* **Source**:

A false positive occurs when a test passes even though a bug is present. This is the most dangerous kind of test failure because it doesn't look like a failure at all. Your CI pipeline is green. Your coverage report looks healthy. And somewhere in your codebase, a bug is waiting for a specific input combination, a concurrent access pattern, or an edge case nobody thought to write a test for.

The three root causes of tests that pass without catching bugs:

1. Testing the implementation instead of the behaviour. When your test knows too much about how a function works internally — which private methods it calls, which intermediate values it produces — it becomes brittle and incomplete. It breaks when you refactor the implementation even if the behaviour is correct, and it passes when the behaviour is wrong but the internal mechanics match expectations.

2. Only testing the happy path. The happy path is what happens when everything works. Most bugs live in the unhappy paths: invalid inputs, empty collections, null values, concurrent access, network failures, integer overflow, division by zero, off-by-one errors at boundary conditions. Testing only the case where the code works tells you almost nothing about whether the code is reliable.

3. Writing tests after the code is already working. When you write tests after implementation, your mental model is anchored to the working case. You know the code works, so you write tests that confirm what you know. You systematically miss the cases that would reveal the code's failure modes — because you're not thinking about failure modes, you're thinking about verification.

Principle 1: Test behaviour, not implementation

The most impactful shift in unit testing philosophy is moving from "does this code do what I wrote?" to "does this code behave correctly from the outside?"

* **Written problem**: Extend the text on tests that pass despite bugs, picking up after its last sentence.

(Page element annotations)
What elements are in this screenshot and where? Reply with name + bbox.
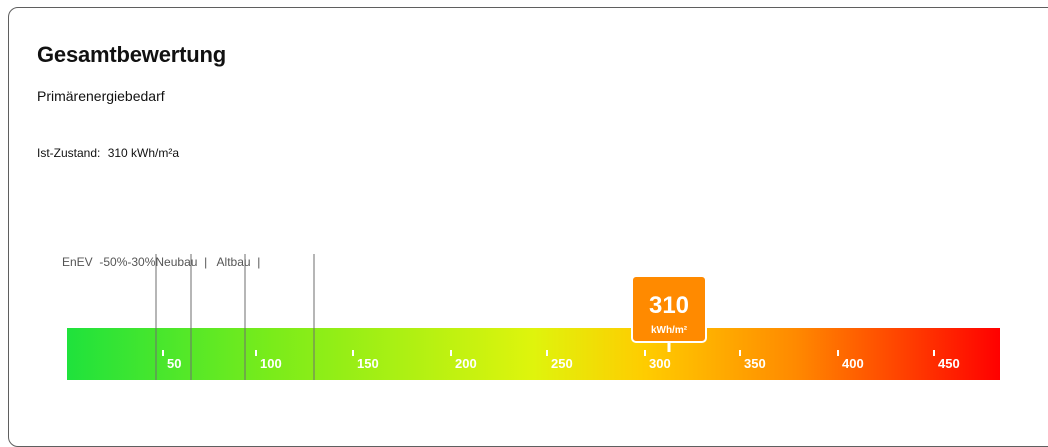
tick-label: 450 [938, 356, 960, 371]
marker-value: 310 [649, 292, 689, 319]
tick-label: 100 [260, 356, 282, 371]
current-status: Ist-Zustand: 310 kWh/m²a [37, 146, 179, 160]
energy-gauge-chart: EnEV -50%-30%Neubau | Altbau | 50 100 150 2… [62, 254, 1000, 380]
tick-label: 50 [167, 356, 181, 371]
scale-ticks: 50 100 150 200 250 300 350 400 450 [162, 350, 960, 371]
status-label: Ist-Zustand: [37, 146, 101, 160]
reference-lines [155, 254, 315, 380]
tick-label: 300 [649, 356, 671, 371]
tick-label: 400 [842, 356, 864, 371]
marker-unit: kWh/m² [651, 325, 688, 336]
tick-label: 250 [551, 356, 573, 371]
reference-line-labels: EnEV -50%-30%Neubau | Altbau | [62, 255, 260, 269]
page-subtitle: Primärenergiebedarf [37, 88, 165, 104]
current-value-marker: 310 kWh/m² [631, 275, 707, 352]
energy-scale-bar [67, 328, 1000, 380]
tick-label: 200 [455, 356, 477, 371]
tick-label: 350 [744, 356, 766, 371]
status-value: 310 kWh/m²a [107, 146, 180, 160]
page-title: Gesamtbewertung [37, 42, 226, 67]
tick-label: 150 [357, 356, 379, 371]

* **Answer to the problem**:
Implementation-testing (wrong approach):

// Test knows too much about internals
test('calculateDiscount calls validateUser and applyPercentage', () => {
  const validateSpy = jest.spyOn(utils, 'validateUser');
  const applySpy = jest.spyOn(utils, 'applyPercentage');

  calculateDiscount(user, 0.1);

  expect(validateSpy).toHaveBeenCalledWith(user);
  expect(applySpy).toHaveBeenCalledWith(100, 0.1);
});

Behaviour-testing (right approach):

// Test only cares about observable output
test('calculateDiscount applies 10% to eligible user order', () => {
  const eligibleUser = { id: 1, tier: 'premium', orderTotal: 100 };
  const result = calculateDiscount(eligibleUser, 0.10);
  expect(result).toBe(90);
});

test('calculateDiscount returns full price for ineligible user', () => {
  const basicUser = { id: 2, tier: 'basic', orderTotal: 100 };
  const result = calculateDiscount(basicUser, 0.10);
  expect(result).toBe(100);
});

The second approach survives refactoring. You can completely rewrite how calculateDiscount works internally — different validation logic, different calculation method — and the tests still pass if and only if the behaviour is correct. The first approach breaks whenever you touch the internals, regardless of whether the behaviour changed.

The practical rule: your test should only call the public interface of the unit under test. If your test reaches into private methods or checks internal state that isn't exposed publicly, you're testing implementation.

Principle 2: Structure every test with Arrange-Act-Assert

The Arrange-Act-Assert (AAA) pattern is the most reliable structure for writing readable, maintainable, effective unit tests. Every test is divided into three distinct phases with a clear separation between them.

def test_transfer_reduces_sender_balance():
    # Arrange — set up the state needed for this test
    sender   = Account(id=1, balance=500.00)
    receiver = Account(id=2, balance=100.00)
    transfer = TransferService(db=FakeDatabase())

    # Act — perform the single action being tested
    transfer.execute(from_account=sender, to_account=receiver, amount=200.00)

    # Assert — verify the expected outcome
    assert sender.balance == 300.00

def test_transfer_increases_receiver_balance():
    # Arrange
    sender   = Account(id=1, balance=500.00)
    receiver = Account(id=2, balance=100.00)
    transfer = TransferService(db=FakeDatabase())

    # Act
    transfer.execute(from_account=sender, to_account=receiver, amount=200.00)

    # Assert
    assert receiver.balance == 300.00

def test_transfer_raises_when_insufficient_funds():
    # Arrange
    sender   = Account(id=1, balance=50.00)
    receiver = Account(id=2, balance=100.00)
    transfer = TransferService(db=FakeDatabase())

    # Act + Assert (for exceptions, combined is standard)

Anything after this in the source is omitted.